>>

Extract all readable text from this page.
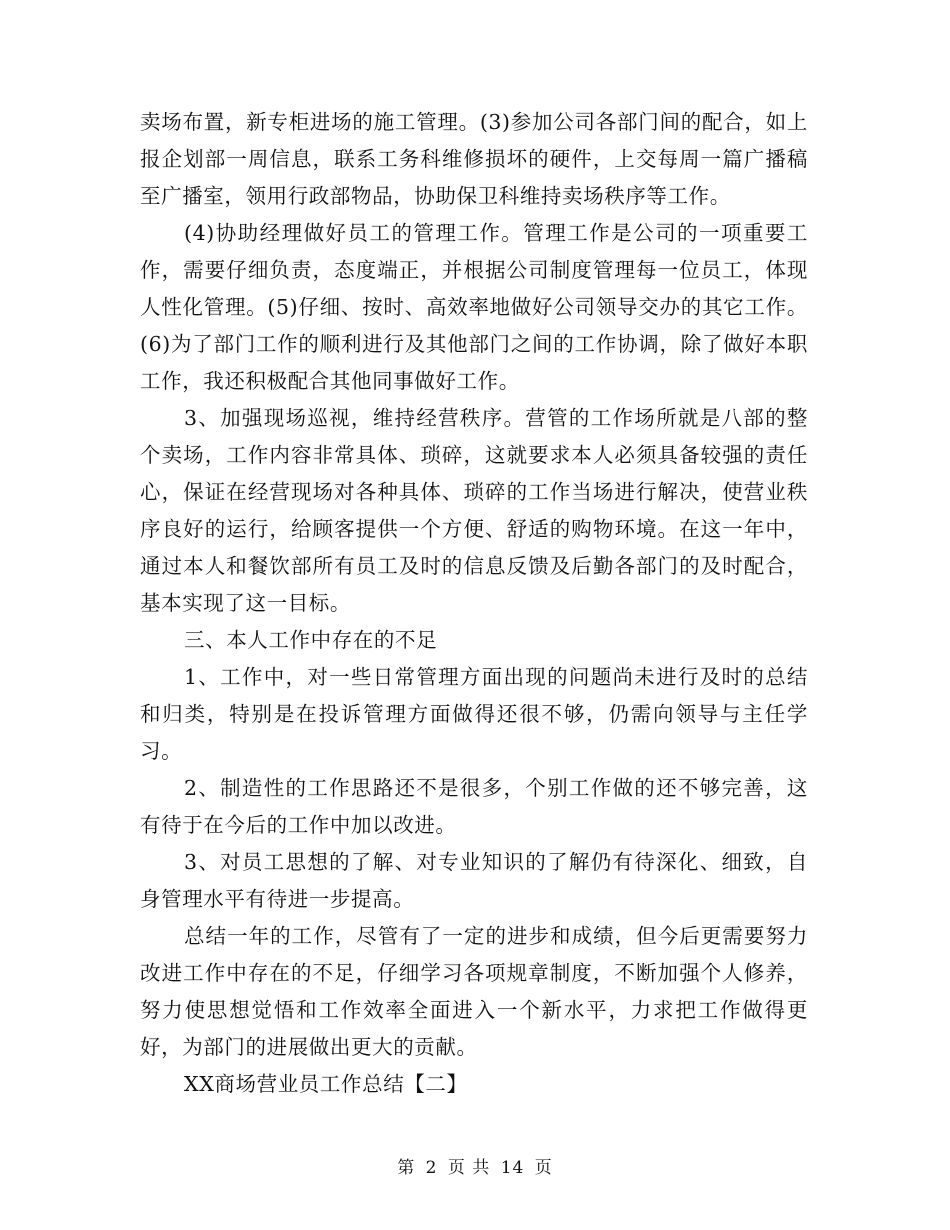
卖场布置，新专柜进场的施工管理。(3)参加公司各部门间的配合，如上报企划部一周信息，联系工务科维修损坏的硬件，上交每周一篇广播稿至广播室，领用行政部物品，协助保卫科维持卖场秩序等工作。

(4)协助经理做好员工的管理工作。管理工作是公司的一项重要工作，需要仔细负责，态度端正，并根据公司制度管理每一位员工，体现人性化管理。(5)仔细、按时、高效率地做好公司领导交办的其它工作。(6)为了部门工作的顺利进行及其他部门之间的工作协调，除了做好本职工作，我还积极配合其他同事做好工作。

3、加强现场巡视，维持经营秩序。营管的工作场所就是八部的整个卖场，工作内容非常具体、琐碎，这就要求本人必须具备较强的责任心，保证在经营现场对各种具体、琐碎的工作当场进行解决，使营业秩序良好的运行，给顾客提供一个方便、舒适的购物环境。在这一年中，通过本人和餐饮部所有员工及时的信息反馈及后勤各部门的及时配合，基本实现了这一目标。

三、本人工作中存在的不足

1、工作中，对一些日常管理方面出现的问题尚未进行及时的总结和归类，特别是在投诉管理方面做得还很不够，仍需向领导与主任学习。

2、制造性的工作思路还不是很多，个别工作做的还不够完善，这有待于在今后的工作中加以改进。

3、对员工思想的了解、对专业知识的了解仍有待深化、细致，自身管理水平有待进一步提高。

总结一年的工作，尽管有了一定的进步和成绩，但今后更需要努力改进工作中存在的不足，仔细学习各项规章制度，不断加强个人修养，努力使思想觉悟和工作效率全面进入一个新水平，力求把工作做得更好，为部门的进展做出更大的贡献。

XX商场营业员工作总结【二】

第 2 页 共 14 页
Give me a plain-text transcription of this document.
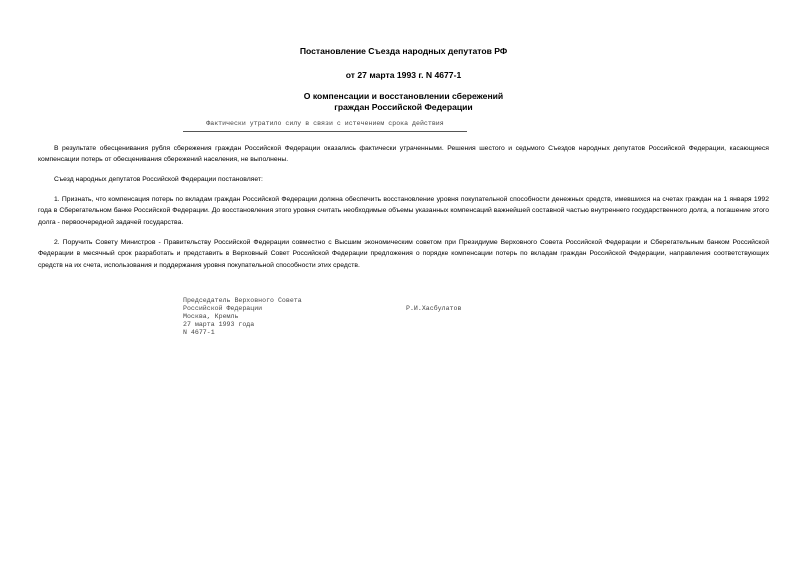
Постановление Съезда народных депутатов РФ
от 27 марта 1993 г. N 4677-1
О компенсации и восстановлении сбережений
граждан Российской Федерации
Фактически утратило силу в связи с истечением срока действия

В результате обесценивания рубля сбережения граждан Российской Федерации оказались фактически утраченными. Решения шестого и седьмого Съездов народных депутатов Российской Федерации, касающиеся компенсации потерь от обесценивания сбережений населения, не выполнены.

Съезд народных депутатов Российской Федерации постановляет:

1. Признать, что компенсация потерь по вкладам граждан Российской Федерации должна обеспечить восстановление уровня покупательной способности денежных средств, имевшихся на счетах граждан на 1 января 1992 года в Сберегательном банке Российской Федерации. До восстановления этого уровня считать необходимые объемы указанных компенсаций важнейшей составной частью внутреннего государственного долга, а погашение этого долга - первоочередной задачей государства.

2. Поручить Совету Министров - Правительству Российской Федерации совместно с Высшим экономическим советом при Президиуме Верховного Совета Российской Федерации и Сберегательным банком Российской Федерации в месячный срок разработать и представить в Верховный Совет Российской Федерации предложения о порядке компенсации потерь по вкладам граждан Российской Федерации, направления соответствующих средств на их счета, использования и поддержания уровня покупательной способности этих средств.

Председатель Верховного Совета
Российской Федерации	Р.И.Хасбулатов
Москва, Кремль
27 марта 1993 года
N 4677-1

<<

Make a word-for-word copy of the entries, without any pictures.

◆ **Exercise solution**:
Extract all readable text from this page.
卖场布置，新专柜进场的施工管理。(3)参加公司各部门间的配合，如上报企划部一周信息，联系工务科维修损坏的硬件，上交每周一篇广播稿至广播室，领用行政部物品，协助保卫科维持卖场秩序等工作。

(4)协助经理做好员工的管理工作。管理工作是公司的一项重要工作，需要仔细负责，态度端正，并根据公司制度管理每一位员工，体现人性化管理。(5)仔细、按时、高效率地做好公司领导交办的其它工作。(6)为了部门工作的顺利进行及其他部门之间的工作协调，除了做好本职工作，我还积极配合其他同事做好工作。

3、加强现场巡视，维持经营秩序。营管的工作场所就是八部的整个卖场，工作内容非常具体、琐碎，这就要求本人必须具备较强的责任心，保证在经营现场对各种具体、琐碎的工作当场进行解决，使营业秩序良好的运行，给顾客提供一个方便、舒适的购物环境。在这一年中，通过本人和餐饮部所有员工及时的信息反馈及后勤各部门的及时配合，基本实现了这一目标。

三、本人工作中存在的不足

1、工作中，对一些日常管理方面出现的问题尚未进行及时的总结和归类，特别是在投诉管理方面做得还很不够，仍需向领导与主任学习。

2、制造性的工作思路还不是很多，个别工作做的还不够完善，这有待于在今后的工作中加以改进。

3、对员工思想的了解、对专业知识的了解仍有待深化、细致，自身管理水平有待进一步提高。

总结一年的工作，尽管有了一定的进步和成绩，但今后更需要努力改进工作中存在的不足，仔细学习各项规章制度，不断加强个人修养，努力使思想觉悟和工作效率全面进入一个新水平，力求把工作做得更好，为部门的进展做出更大的贡献。

XX商场营业员工作总结【二】

第 2 页 共 14 页
Give me a plain-text transcription of this document.
Постановление Съезда народных депутатов РФ
от 27 марта 1993 г. N 4677-1
О компенсации и восстановлении сбережений
граждан Российской Федерации
Фактически утратило силу в связи с истечением срока действия

В результате обесценивания рубля сбережения граждан Российской Федерации оказались фактически утраченными. Решения шестого и седьмого Съездов народных депутатов Российской Федерации, касающиеся компенсации потерь от обесценивания сбережений населения, не выполнены.

Съезд народных депутатов Российской Федерации постановляет:

1. Признать, что компенсация потерь по вкладам граждан Российской Федерации должна обеспечить восстановление уровня покупательной способности денежных средств, имевшихся на счетах граждан на 1 января 1992 года в Сберегательном банке Российской Федерации. До восстановления этого уровня считать необходимые объемы указанных компенсаций важнейшей составной частью внутреннего государственного долга, а погашение этого долга - первоочередной задачей государства.

2. Поручить Совету Министров - Правительству Российской Федерации совместно с Высшим экономическим советом при Президиуме Верховного Совета Российской Федерации и Сберегательным банком Российской Федерации в месячный срок разработать и представить в Верховный Совет Российской Федерации предложения о порядке компенсации потерь по вкладам граждан Российской Федерации, направления соответствующих средств на их счета, использования и поддержания уровня покупательной способности этих средств.

Председатель Верховного Совета
Российской Федерации	Р.И.Хасбулатов
Москва, Кремль
27 марта 1993 года
N 4677-1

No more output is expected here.